■ **What is being asked**: Output every line of the data exactly as it appears.
-------- Dataset extract
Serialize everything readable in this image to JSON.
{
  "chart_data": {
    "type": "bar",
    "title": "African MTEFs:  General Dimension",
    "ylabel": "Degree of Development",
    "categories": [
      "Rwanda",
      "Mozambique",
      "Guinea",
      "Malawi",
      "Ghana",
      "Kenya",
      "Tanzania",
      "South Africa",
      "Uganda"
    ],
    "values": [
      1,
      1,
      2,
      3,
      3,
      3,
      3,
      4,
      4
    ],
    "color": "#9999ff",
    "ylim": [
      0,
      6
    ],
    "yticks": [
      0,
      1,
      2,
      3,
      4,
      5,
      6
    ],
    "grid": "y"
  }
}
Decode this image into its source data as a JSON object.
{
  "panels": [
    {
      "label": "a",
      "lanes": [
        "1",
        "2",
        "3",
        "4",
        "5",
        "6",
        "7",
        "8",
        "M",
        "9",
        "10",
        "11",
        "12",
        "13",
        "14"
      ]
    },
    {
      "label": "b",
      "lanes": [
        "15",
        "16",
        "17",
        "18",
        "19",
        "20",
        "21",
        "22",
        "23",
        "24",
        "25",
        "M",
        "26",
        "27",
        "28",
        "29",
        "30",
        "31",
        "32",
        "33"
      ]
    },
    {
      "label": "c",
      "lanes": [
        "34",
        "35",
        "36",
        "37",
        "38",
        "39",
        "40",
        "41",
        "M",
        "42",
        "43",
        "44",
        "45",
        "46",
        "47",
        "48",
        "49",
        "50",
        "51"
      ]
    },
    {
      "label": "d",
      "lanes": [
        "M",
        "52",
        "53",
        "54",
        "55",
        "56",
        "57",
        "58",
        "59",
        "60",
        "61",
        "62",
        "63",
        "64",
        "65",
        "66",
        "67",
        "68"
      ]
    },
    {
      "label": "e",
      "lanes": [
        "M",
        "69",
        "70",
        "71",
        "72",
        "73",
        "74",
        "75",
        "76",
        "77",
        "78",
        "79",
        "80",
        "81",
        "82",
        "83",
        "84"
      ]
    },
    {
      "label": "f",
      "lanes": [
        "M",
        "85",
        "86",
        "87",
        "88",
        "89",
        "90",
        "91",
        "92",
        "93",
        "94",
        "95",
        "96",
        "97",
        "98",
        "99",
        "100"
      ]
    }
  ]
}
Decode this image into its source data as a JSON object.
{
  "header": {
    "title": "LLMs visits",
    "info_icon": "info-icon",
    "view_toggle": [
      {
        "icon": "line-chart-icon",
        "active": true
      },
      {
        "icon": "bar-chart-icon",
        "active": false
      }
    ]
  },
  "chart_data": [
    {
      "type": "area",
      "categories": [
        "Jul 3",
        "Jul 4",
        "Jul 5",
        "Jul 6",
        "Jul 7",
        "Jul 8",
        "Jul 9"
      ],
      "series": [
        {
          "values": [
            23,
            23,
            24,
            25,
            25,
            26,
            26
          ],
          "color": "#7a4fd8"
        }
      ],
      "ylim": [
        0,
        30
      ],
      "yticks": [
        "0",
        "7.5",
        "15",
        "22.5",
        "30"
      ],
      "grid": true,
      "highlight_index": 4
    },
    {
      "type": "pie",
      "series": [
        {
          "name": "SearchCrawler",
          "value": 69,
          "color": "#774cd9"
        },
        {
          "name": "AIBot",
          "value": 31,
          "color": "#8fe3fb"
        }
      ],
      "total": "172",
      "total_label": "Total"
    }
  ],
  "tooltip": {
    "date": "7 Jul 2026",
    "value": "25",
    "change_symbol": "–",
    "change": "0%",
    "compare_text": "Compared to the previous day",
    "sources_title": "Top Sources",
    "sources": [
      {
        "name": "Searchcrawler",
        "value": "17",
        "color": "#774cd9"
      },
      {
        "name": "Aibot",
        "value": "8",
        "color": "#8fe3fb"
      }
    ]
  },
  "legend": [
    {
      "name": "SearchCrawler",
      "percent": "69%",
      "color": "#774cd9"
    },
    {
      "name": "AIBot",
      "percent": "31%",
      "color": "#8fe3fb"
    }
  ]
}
----------------
■ **Output for this exercise**:
Serialize everything readable in this image to JSON.
{
  "chart_data": {
    "type": "bar",
    "title": "African MTEFs:  General Dimension",
    "ylabel": "Degree of Development",
    "categories": [
      "Rwanda",
      "Mozambique",
      "Guinea",
      "Malawi",
      "Ghana",
      "Kenya",
      "Tanzania",
      "South Africa",
      "Uganda"
    ],
    "values": [
      1,
      1,
      2,
      3,
      3,
      3,
      3,
      4,
      4
    ],
    "color": "#9999ff",
    "ylim": [
      0,
      6
    ],
    "yticks": [
      0,
      1,
      2,
      3,
      4,
      5,
      6
    ],
    "grid": "y"
  }
}
Decode this image into its source data as a JSON object.
{
  "panels": [
    {
      "label": "a",
      "lanes": [
        "1",
        "2",
        "3",
        "4",
        "5",
        "6",
        "7",
        "8",
        "M",
        "9",
        "10",
        "11",
        "12",
        "13",
        "14"
      ]
    },
    {
      "label": "b",
      "lanes": [
        "15",
        "16",
        "17",
        "18",
        "19",
        "20",
        "21",
        "22",
        "23",
        "24",
        "25",
        "M",
        "26",
        "27",
        "28",
        "29",
        "30",
        "31",
        "32",
        "33"
      ]
    },
    {
      "label": "c",
      "lanes": [
        "34",
        "35",
        "36",
        "37",
        "38",
        "39",
        "40",
        "41",
        "M",
        "42",
        "43",
        "44",
        "45",
        "46",
        "47",
        "48",
        "49",
        "50",
        "51"
      ]
    },
    {
      "label": "d",
      "lanes": [
        "M",
        "52",
        "53",
        "54",
        "55",
        "56",
        "57",
        "58",
        "59",
        "60",
        "61",
        "62",
        "63",
        "64",
        "65",
        "66",
        "67",
        "68"
      ]
    },
    {
      "label": "e",
      "lanes": [
        "M",
        "69",
        "70",
        "71",
        "72",
        "73",
        "74",
        "75",
        "76",
        "77",
        "78",
        "79",
        "80",
        "81",
        "82",
        "83",
        "84"
      ]
    },
    {
      "label": "f",
      "lanes": [
        "M",
        "85",
        "86",
        "87",
        "88",
        "89",
        "90",
        "91",
        "92",
        "93",
        "94",
        "95",
        "96",
        "97",
        "98",
        "99",
        "100"
      ]
    }
  ]
}
Decode this image into its source data as a JSON object.
{
  "header": {
    "title": "LLMs visits",
    "info_icon": "info-icon",
    "view_toggle": [
      {
        "icon": "line-chart-icon",
        "active": true
      },
      {
        "icon": "bar-chart-icon",
        "active": false
      }
    ]
  },
  "chart_data": [
    {
      "type": "area",
      "categories": [
        "Jul 3",
        "Jul 4",
        "Jul 5",
        "Jul 6",
        "Jul 7",
        "Jul 8",
        "Jul 9"
      ],
      "series": [
        {
          "values": [
            23,
            23,
            24,
            25,
            25,
            26,
            26
          ],
          "color": "#7a4fd8"
        }
      ],
      "ylim": [
        0,
        30
      ],
      "yticks": [
        "0",
        "7.5",
        "15",
        "22.5",
        "30"
      ],
      "grid": true,
      "highlight_index": 4
    },
    {
      "type": "pie",
      "series": [
        {
          "name": "SearchCrawler",
          "value": 69,
          "color": "#774cd9"
        },
        {
          "name": "AIBot",
          "value": 31,
          "color": "#8fe3fb"
        }
      ],
      "total": "172",
      "total_label": "Total"
    }
  ],
  "tooltip": {
    "date": "7 Jul 2026",
    "value": "25",
    "change_symbol": "–",
    "change": "0%",
    "compare_text": "Compared to the previous day",
    "sources_title": "Top Sources",
    "sources": [
      {
        "name": "Searchcrawler",
        "value": "17",
        "color": "#774cd9"
      },
      {
        "name": "Aibot",
        "value": "8",
        "color": "#8fe3fb"
      }
    ]
  },
  "legend": [
    {
      "name": "SearchCrawler",
      "percent": "69%",
      "color": "#774cd9"
    },
    {
      "name": "AIBot",
      "percent": "31%",
      "color": "#8fe3fb"
    }
  ]
}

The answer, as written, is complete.